---------- RECORD EXTRACTS

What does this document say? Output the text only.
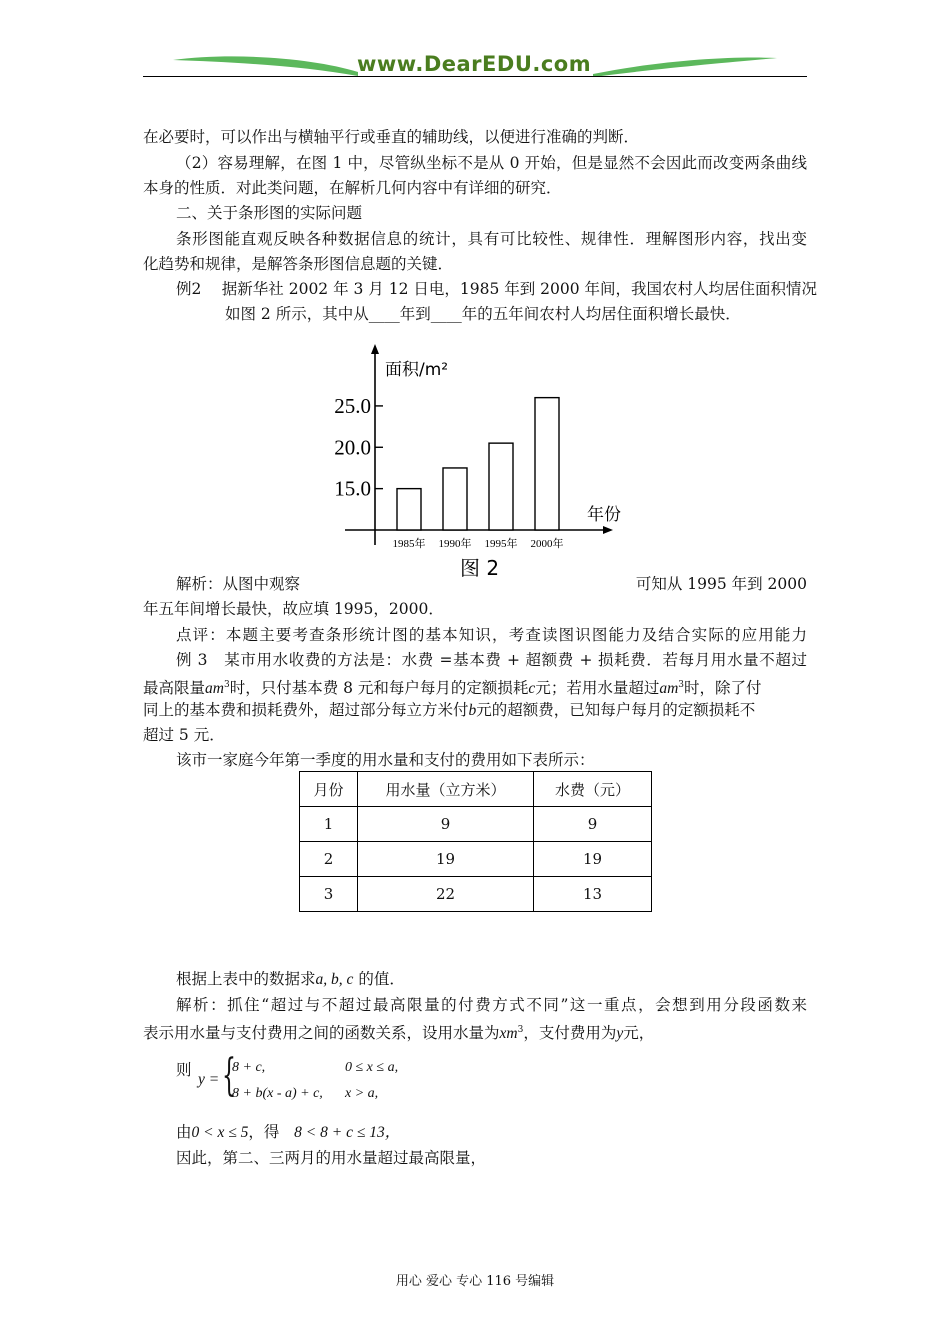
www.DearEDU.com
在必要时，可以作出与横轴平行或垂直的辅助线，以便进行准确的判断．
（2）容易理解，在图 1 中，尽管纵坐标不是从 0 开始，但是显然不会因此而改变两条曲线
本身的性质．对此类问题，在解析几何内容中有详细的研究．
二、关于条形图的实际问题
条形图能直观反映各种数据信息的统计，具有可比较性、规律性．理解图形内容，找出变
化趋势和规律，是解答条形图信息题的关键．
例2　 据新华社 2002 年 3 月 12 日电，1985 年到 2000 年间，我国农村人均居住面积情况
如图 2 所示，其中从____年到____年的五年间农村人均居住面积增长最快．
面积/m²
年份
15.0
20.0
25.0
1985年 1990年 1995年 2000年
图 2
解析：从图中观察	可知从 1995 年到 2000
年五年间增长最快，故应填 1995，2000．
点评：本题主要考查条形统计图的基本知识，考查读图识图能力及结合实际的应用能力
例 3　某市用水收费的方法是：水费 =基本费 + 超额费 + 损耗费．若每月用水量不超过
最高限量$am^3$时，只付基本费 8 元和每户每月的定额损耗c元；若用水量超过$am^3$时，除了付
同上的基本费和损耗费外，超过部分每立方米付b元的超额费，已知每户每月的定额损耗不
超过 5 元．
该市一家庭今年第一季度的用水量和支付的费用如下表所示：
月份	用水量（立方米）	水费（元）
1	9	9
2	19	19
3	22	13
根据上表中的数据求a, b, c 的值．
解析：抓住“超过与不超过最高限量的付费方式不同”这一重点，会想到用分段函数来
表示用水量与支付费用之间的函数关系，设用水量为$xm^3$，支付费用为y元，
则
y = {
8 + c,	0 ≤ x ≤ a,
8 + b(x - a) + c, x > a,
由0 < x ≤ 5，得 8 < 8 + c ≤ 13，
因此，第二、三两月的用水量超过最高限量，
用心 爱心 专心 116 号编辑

--------------------

GIVEN REQUEST:
Quote all of the entries word for word, omitting any pictures.

WRITTEN ANSWER:
What does this document say? Output the text only.
www.DearEDU.com
在必要时，可以作出与横轴平行或垂直的辅助线，以便进行准确的判断．
（2）容易理解，在图 1 中，尽管纵坐标不是从 0 开始，但是显然不会因此而改变两条曲线
本身的性质．对此类问题，在解析几何内容中有详细的研究．
二、关于条形图的实际问题
条形图能直观反映各种数据信息的统计，具有可比较性、规律性．理解图形内容，找出变
化趋势和规律，是解答条形图信息题的关键．
例2　 据新华社 2002 年 3 月 12 日电，1985 年到 2000 年间，我国农村人均居住面积情况
如图 2 所示，其中从____年到____年的五年间农村人均居住面积增长最快．
面积/m²
年份
15.0
20.0
25.0
1985年 1990年 1995年 2000年
图 2
解析：从图中观察	可知从 1995 年到 2000
年五年间增长最快，故应填 1995，2000．
点评：本题主要考查条形统计图的基本知识，考查读图识图能力及结合实际的应用能力
例 3　某市用水收费的方法是：水费 =基本费 + 超额费 + 损耗费．若每月用水量不超过
最高限量$am^3$时，只付基本费 8 元和每户每月的定额损耗c元；若用水量超过$am^3$时，除了付
同上的基本费和损耗费外，超过部分每立方米付b元的超额费，已知每户每月的定额损耗不
超过 5 元．
该市一家庭今年第一季度的用水量和支付的费用如下表所示：
月份	用水量（立方米）	水费（元）
1	9	9
2	19	19
3	22	13
根据上表中的数据求a, b, c 的值．
解析：抓住“超过与不超过最高限量的付费方式不同”这一重点，会想到用分段函数来
表示用水量与支付费用之间的函数关系，设用水量为$xm^3$，支付费用为y元，
则
y = {
8 + c,	0 ≤ x ≤ a,
8 + b(x - a) + c, x > a,
由0 < x ≤ 5，得 8 < 8 + c ≤ 13，
因此，第二、三两月的用水量超过最高限量，
用心 爱心 专心 116 号编辑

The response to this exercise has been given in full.